__STATED TASK__:
Each entry below is to be printed verbatim.
━━━━━ PROVIDED DATA ━━━━━
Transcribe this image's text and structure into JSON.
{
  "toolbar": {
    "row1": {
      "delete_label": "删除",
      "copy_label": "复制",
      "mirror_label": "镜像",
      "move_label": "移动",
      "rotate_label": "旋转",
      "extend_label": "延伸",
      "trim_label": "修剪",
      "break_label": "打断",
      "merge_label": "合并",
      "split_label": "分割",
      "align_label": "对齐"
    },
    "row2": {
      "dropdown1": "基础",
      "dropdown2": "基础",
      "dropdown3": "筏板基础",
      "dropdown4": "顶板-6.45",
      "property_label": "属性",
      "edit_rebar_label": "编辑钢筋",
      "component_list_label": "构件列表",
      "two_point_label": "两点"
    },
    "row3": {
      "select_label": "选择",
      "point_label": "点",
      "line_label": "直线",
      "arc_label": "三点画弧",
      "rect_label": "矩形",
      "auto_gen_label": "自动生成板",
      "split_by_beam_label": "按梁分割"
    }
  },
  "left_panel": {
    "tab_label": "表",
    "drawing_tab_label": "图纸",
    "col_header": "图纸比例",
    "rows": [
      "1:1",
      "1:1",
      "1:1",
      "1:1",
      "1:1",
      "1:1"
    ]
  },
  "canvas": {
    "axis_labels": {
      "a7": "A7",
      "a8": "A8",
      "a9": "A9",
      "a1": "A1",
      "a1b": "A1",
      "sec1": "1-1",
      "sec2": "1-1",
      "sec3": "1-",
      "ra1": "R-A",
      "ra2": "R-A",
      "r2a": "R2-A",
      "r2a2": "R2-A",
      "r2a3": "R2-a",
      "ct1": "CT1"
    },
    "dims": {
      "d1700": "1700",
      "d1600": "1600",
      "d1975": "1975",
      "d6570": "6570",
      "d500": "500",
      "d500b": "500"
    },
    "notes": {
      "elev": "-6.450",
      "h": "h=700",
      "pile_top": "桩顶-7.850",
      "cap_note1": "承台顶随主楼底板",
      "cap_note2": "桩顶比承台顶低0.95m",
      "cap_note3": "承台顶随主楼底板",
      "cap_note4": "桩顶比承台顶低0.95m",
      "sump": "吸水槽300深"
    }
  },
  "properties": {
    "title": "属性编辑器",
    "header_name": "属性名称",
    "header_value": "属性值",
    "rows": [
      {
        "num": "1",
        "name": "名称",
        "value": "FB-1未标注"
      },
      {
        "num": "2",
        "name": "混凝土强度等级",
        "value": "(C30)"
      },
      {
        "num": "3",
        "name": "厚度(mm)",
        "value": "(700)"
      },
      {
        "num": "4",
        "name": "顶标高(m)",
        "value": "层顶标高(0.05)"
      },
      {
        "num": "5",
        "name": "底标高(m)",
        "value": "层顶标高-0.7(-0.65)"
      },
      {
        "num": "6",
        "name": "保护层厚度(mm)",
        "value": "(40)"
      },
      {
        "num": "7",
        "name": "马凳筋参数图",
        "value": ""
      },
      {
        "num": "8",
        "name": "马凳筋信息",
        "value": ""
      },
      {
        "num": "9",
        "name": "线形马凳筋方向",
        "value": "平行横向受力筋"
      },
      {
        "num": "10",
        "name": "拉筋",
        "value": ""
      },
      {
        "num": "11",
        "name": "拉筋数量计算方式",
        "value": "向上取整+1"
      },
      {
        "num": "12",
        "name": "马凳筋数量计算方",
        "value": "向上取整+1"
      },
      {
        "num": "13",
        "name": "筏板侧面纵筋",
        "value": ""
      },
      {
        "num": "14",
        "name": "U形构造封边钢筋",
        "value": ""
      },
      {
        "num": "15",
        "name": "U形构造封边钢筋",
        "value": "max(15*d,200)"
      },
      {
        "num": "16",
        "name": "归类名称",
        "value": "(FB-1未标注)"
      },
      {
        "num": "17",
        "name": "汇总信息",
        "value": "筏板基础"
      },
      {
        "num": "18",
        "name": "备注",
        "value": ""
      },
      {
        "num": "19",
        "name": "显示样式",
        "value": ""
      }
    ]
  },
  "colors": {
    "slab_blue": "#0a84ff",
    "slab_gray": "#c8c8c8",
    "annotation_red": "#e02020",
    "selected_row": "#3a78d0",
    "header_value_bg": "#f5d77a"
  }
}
━━━━━
__FULL OUTPUT__:
Transcribe this image's text and structure into JSON.
{
  "toolbar": {
    "row1": {
      "delete_label": "删除",
      "copy_label": "复制",
      "mirror_label": "镜像",
      "move_label": "移动",
      "rotate_label": "旋转",
      "extend_label": "延伸",
      "trim_label": "修剪",
      "break_label": "打断",
      "merge_label": "合并",
      "split_label": "分割",
      "align_label": "对齐"
    },
    "row2": {
      "dropdown1": "基础",
      "dropdown2": "基础",
      "dropdown3": "筏板基础",
      "dropdown4": "顶板-6.45",
      "property_label": "属性",
      "edit_rebar_label": "编辑钢筋",
      "component_list_label": "构件列表",
      "two_point_label": "两点"
    },
    "row3": {
      "select_label": "选择",
      "point_label": "点",
      "line_label": "直线",
      "arc_label": "三点画弧",
      "rect_label": "矩形",
      "auto_gen_label": "自动生成板",
      "split_by_beam_label": "按梁分割"
    }
  },
  "left_panel": {
    "tab_label": "表",
    "drawing_tab_label": "图纸",
    "col_header": "图纸比例",
    "rows": [
      "1:1",
      "1:1",
      "1:1",
      "1:1",
      "1:1",
      "1:1"
    ]
  },
  "canvas": {
    "axis_labels": {
      "a7": "A7",
      "a8": "A8",
      "a9": "A9",
      "a1": "A1",
      "a1b": "A1",
      "sec1": "1-1",
      "sec2": "1-1",
      "sec3": "1-",
      "ra1": "R-A",
      "ra2": "R-A",
      "r2a": "R2-A",
      "r2a2": "R2-A",
      "r2a3": "R2-a",
      "ct1": "CT1"
    },
    "dims": {
      "d1700": "1700",
      "d1600": "1600",
      "d1975": "1975",
      "d6570": "6570",
      "d500": "500",
      "d500b": "500"
    },
    "notes": {
      "elev": "-6.450",
      "h": "h=700",
      "pile_top": "桩顶-7.850",
      "cap_note1": "承台顶随主楼底板",
      "cap_note2": "桩顶比承台顶低0.95m",
      "cap_note3": "承台顶随主楼底板",
      "cap_note4": "桩顶比承台顶低0.95m",
      "sump": "吸水槽300深"
    }
  },
  "properties": {
    "title": "属性编辑器",
    "header_name": "属性名称",
    "header_value": "属性值",
    "rows": [
      {
        "num": "1",
        "name": "名称",
        "value": "FB-1未标注"
      },
      {
        "num": "2",
        "name": "混凝土强度等级",
        "value": "(C30)"
      },
      {
        "num": "3",
        "name": "厚度(mm)",
        "value": "(700)"
      },
      {
        "num": "4",
        "name": "顶标高(m)",
        "value": "层顶标高(0.05)"
      },
      {
        "num": "5",
        "name": "底标高(m)",
        "value": "层顶标高-0.7(-0.65)"
      },
      {
        "num": "6",
        "name": "保护层厚度(mm)",
        "value": "(40)"
      },
      {
        "num": "7",
        "name": "马凳筋参数图",
        "value": ""
      },
      {
        "num": "8",
        "name": "马凳筋信息",
        "value": ""
      },
      {
        "num": "9",
        "name": "线形马凳筋方向",
        "value": "平行横向受力筋"
      },
      {
        "num": "10",
        "name": "拉筋",
        "value": ""
      },
      {
        "num": "11",
        "name": "拉筋数量计算方式",
        "value": "向上取整+1"
      },
      {
        "num": "12",
        "name": "马凳筋数量计算方",
        "value": "向上取整+1"
      },
      {
        "num": "13",
        "name": "筏板侧面纵筋",
        "value": ""
      },
      {
        "num": "14",
        "name": "U形构造封边钢筋",
        "value": ""
      },
      {
        "num": "15",
        "name": "U形构造封边钢筋",
        "value": "max(15*d,200)"
      },
      {
        "num": "16",
        "name": "归类名称",
        "value": "(FB-1未标注)"
      },
      {
        "num": "17",
        "name": "汇总信息",
        "value": "筏板基础"
      },
      {
        "num": "18",
        "name": "备注",
        "value": ""
      },
      {
        "num": "19",
        "name": "显示样式",
        "value": ""
      }
    ]
  },
  "colors": {
    "slab_blue": "#0a84ff",
    "slab_gray": "#c8c8c8",
    "annotation_red": "#e02020",
    "selected_row": "#3a78d0",
    "header_value_bg": "#f5d77a"
  }
}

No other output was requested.